■ Challenge ■
Give only one thing: the number of lines that include the word "text".

(Dataset items)
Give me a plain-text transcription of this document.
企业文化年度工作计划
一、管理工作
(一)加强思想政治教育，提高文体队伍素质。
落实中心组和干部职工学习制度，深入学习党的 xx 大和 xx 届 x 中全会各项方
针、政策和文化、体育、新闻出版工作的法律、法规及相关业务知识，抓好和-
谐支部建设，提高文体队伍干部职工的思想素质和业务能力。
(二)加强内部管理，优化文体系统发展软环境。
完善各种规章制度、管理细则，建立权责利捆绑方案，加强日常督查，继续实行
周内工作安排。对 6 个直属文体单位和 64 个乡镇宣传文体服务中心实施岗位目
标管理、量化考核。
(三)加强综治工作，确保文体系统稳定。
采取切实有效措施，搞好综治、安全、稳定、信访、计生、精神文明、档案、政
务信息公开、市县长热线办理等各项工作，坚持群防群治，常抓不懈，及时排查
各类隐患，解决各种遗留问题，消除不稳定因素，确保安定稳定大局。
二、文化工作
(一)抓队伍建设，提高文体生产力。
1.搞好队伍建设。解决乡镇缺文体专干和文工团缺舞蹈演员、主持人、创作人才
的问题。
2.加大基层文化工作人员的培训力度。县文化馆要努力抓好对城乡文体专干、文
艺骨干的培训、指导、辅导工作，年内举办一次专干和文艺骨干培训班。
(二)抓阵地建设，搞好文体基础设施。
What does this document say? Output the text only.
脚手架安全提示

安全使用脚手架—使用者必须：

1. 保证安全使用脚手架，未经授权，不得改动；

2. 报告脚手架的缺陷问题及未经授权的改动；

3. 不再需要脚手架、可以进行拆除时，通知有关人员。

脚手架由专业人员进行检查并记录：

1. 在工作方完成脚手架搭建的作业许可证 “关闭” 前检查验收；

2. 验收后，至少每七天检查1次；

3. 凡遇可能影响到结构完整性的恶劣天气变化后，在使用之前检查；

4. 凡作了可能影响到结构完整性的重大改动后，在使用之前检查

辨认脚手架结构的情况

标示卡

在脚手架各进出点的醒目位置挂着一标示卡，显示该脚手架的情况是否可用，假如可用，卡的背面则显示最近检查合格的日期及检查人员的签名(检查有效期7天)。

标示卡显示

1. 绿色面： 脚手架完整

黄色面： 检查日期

■ Exercise answer ■
2